■ **Task instructions**: Read the material below and count the lines holding the string "name". Give that count with nothing added.

● ● ● ● ●

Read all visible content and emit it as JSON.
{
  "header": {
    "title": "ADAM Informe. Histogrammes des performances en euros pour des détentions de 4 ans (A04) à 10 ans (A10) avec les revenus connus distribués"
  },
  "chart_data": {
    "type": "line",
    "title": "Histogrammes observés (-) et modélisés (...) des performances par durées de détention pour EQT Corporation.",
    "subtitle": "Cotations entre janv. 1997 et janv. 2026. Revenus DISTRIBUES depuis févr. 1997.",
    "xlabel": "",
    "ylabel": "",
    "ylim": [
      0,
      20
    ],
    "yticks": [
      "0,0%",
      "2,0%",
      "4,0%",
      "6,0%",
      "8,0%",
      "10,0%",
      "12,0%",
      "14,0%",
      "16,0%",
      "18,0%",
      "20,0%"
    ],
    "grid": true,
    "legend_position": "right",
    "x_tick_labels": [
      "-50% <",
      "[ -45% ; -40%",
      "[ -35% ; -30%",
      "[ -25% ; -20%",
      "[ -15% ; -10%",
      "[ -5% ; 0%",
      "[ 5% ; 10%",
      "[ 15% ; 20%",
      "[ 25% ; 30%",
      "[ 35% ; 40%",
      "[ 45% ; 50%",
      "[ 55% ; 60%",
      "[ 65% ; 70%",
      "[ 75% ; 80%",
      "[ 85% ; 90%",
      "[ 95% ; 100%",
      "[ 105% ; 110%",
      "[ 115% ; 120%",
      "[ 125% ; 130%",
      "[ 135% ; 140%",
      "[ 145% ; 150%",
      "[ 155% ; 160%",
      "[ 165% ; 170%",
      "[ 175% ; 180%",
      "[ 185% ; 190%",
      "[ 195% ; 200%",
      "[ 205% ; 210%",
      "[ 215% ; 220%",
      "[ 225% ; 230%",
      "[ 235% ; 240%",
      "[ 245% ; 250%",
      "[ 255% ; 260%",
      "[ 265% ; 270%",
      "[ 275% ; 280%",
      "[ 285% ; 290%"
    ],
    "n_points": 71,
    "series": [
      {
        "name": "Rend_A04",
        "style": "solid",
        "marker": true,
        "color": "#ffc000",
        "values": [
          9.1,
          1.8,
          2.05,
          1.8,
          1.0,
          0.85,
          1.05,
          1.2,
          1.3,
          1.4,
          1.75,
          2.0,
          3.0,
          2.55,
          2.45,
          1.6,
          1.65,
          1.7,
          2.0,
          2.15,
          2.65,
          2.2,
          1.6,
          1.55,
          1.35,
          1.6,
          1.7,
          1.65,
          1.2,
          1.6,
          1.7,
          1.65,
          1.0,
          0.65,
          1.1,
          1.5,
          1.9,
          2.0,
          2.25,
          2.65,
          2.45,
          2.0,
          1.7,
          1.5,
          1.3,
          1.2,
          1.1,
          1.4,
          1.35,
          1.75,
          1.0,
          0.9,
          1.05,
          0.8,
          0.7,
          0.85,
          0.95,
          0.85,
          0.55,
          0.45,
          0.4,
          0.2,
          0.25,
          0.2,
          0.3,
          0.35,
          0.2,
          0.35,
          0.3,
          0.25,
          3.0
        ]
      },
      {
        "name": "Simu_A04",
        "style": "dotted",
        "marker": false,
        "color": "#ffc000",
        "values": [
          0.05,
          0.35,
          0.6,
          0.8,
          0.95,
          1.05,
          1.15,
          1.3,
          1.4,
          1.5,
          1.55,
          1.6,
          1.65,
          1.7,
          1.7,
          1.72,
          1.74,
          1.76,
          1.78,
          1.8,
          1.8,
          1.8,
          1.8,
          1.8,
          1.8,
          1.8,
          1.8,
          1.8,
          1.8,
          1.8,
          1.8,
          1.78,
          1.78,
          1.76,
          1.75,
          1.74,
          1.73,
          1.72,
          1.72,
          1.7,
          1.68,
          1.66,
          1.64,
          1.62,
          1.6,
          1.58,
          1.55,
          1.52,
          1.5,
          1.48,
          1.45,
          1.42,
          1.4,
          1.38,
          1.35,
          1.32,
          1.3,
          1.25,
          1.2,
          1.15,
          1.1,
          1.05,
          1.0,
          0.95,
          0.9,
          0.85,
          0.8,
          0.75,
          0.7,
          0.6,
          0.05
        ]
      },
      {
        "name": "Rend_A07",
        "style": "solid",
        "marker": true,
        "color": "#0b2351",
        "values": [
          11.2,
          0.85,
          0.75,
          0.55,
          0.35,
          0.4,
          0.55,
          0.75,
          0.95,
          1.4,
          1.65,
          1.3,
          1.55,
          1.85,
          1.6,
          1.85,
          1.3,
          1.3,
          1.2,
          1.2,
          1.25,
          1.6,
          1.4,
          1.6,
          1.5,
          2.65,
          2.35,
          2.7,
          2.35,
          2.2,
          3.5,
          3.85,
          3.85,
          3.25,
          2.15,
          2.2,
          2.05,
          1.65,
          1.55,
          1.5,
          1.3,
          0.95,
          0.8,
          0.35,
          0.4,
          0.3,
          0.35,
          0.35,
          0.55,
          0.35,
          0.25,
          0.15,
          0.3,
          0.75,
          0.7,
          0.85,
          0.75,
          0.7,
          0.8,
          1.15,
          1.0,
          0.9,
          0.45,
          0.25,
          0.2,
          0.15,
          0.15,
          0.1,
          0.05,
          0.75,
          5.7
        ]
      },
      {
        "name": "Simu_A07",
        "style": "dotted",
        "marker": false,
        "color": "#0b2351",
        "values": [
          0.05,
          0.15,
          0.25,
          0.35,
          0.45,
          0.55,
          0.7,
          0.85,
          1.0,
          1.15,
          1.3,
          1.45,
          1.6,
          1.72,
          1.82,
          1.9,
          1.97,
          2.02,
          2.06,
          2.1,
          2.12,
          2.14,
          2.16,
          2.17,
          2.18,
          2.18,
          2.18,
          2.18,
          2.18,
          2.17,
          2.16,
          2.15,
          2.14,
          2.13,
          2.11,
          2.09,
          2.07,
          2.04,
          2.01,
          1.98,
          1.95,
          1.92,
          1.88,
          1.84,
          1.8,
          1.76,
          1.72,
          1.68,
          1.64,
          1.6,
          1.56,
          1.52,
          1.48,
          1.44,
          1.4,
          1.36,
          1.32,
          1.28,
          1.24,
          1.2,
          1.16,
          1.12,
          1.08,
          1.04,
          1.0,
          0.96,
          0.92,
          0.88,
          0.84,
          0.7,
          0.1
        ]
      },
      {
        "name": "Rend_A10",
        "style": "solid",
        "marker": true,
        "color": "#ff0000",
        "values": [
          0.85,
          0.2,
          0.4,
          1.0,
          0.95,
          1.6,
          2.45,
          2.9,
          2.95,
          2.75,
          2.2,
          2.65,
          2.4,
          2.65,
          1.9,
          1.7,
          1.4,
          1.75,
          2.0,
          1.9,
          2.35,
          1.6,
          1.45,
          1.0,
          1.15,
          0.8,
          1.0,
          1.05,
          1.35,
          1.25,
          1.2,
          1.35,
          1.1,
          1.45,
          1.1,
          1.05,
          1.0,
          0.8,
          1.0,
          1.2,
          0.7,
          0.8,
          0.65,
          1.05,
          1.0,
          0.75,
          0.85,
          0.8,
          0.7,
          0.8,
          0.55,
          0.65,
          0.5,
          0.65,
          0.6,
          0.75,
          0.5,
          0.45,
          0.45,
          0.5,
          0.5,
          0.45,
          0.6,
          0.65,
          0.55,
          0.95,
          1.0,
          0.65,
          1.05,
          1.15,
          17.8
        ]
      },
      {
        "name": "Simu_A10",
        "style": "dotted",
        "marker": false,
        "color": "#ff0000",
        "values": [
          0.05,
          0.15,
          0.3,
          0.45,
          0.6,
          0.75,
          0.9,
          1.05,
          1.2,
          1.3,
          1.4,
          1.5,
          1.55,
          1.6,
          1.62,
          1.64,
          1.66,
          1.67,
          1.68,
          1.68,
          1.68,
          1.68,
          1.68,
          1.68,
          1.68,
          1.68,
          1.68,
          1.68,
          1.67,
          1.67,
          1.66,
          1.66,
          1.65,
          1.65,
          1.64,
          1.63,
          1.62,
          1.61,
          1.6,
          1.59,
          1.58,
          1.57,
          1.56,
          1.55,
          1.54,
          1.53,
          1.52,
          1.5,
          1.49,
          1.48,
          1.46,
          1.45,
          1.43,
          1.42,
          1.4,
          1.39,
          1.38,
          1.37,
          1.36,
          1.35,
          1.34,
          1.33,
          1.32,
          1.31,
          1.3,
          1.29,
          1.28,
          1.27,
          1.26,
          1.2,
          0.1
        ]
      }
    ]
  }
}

● ● ● ● ●

■ **Exercise output**: 6